- What you should do: Records follow. Pull out every line that contains "JSON".

- Dataset excerpts:
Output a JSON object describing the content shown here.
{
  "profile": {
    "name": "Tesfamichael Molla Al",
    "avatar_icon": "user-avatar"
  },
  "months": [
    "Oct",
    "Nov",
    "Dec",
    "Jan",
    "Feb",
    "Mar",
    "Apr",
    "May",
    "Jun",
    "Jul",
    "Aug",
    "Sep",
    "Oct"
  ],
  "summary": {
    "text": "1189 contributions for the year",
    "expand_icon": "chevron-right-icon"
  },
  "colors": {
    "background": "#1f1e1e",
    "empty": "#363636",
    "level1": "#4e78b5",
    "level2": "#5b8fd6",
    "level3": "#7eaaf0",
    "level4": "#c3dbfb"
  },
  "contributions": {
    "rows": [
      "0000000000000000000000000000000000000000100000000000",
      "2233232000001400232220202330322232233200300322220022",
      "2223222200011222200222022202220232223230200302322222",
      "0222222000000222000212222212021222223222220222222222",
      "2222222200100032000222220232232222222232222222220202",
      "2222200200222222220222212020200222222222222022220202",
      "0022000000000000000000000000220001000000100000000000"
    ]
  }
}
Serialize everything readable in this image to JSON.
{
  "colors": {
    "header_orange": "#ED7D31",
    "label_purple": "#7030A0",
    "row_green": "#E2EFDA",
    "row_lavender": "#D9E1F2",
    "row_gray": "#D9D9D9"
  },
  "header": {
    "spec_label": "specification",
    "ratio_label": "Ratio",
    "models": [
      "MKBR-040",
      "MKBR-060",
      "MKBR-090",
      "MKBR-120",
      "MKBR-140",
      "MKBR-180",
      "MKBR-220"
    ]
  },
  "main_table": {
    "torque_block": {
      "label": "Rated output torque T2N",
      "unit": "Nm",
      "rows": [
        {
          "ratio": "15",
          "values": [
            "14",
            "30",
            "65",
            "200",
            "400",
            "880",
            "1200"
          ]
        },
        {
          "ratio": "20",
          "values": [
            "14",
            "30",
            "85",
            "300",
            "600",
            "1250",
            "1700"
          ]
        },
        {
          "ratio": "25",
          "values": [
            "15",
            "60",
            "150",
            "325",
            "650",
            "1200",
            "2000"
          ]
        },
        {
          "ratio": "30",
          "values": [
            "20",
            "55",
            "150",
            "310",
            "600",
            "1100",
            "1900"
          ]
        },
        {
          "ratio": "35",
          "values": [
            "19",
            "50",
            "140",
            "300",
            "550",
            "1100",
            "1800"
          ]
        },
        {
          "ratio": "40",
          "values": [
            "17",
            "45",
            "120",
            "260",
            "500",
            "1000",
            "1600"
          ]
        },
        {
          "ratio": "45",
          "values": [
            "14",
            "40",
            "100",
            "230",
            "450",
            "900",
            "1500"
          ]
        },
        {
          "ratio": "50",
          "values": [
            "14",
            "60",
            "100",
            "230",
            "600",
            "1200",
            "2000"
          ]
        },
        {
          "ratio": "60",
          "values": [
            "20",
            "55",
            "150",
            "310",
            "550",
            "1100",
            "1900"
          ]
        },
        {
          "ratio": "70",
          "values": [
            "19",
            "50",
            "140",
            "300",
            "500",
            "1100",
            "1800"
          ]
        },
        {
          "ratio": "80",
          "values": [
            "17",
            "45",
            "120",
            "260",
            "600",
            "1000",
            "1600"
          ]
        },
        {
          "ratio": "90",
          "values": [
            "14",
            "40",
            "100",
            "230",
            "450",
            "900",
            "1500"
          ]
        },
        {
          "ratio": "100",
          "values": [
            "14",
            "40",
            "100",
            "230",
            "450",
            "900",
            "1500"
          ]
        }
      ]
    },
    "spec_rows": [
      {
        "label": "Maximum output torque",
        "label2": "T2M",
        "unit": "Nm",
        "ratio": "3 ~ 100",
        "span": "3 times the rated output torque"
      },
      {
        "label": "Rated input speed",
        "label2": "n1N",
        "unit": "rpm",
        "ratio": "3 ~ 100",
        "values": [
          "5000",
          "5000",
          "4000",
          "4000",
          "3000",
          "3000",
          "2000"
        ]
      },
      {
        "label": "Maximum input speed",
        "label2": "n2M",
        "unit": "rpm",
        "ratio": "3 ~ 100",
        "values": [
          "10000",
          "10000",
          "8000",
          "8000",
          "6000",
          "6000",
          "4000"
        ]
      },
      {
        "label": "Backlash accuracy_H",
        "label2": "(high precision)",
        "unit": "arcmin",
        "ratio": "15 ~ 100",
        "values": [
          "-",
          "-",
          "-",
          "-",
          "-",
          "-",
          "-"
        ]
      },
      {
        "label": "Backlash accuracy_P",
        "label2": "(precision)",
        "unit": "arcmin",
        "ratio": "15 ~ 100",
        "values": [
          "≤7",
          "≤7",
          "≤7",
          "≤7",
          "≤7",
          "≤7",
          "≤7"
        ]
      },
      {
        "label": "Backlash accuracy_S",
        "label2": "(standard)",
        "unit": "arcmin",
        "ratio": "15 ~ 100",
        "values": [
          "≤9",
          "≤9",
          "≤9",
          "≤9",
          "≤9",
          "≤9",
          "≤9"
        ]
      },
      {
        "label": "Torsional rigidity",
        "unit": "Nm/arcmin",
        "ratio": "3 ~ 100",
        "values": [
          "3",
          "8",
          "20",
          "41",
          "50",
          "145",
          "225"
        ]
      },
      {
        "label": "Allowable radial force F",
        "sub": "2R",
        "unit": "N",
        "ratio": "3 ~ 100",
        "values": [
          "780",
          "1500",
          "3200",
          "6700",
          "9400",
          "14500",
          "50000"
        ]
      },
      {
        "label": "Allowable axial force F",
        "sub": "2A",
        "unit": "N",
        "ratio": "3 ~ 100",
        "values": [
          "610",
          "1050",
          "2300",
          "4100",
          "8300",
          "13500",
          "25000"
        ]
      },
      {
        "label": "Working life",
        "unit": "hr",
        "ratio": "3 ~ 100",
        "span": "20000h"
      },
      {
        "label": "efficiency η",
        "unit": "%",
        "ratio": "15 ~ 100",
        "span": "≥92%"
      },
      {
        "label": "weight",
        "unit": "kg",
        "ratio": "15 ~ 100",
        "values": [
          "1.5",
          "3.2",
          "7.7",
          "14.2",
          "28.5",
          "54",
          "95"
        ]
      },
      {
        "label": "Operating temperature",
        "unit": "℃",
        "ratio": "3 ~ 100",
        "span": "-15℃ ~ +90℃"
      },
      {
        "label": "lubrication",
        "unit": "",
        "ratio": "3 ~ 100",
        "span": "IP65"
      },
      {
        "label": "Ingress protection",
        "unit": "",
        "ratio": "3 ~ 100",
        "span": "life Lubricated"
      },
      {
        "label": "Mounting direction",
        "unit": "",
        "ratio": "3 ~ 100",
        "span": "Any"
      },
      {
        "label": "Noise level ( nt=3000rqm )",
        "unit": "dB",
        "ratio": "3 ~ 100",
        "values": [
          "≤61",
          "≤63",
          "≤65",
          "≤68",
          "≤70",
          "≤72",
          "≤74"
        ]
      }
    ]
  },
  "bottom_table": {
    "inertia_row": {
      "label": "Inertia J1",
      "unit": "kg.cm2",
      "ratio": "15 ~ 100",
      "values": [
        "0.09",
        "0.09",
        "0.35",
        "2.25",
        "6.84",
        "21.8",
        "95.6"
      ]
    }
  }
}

- Result for this exercise:
Output a JSON object describing the content shown here.
Serialize everything readable in this image to JSON.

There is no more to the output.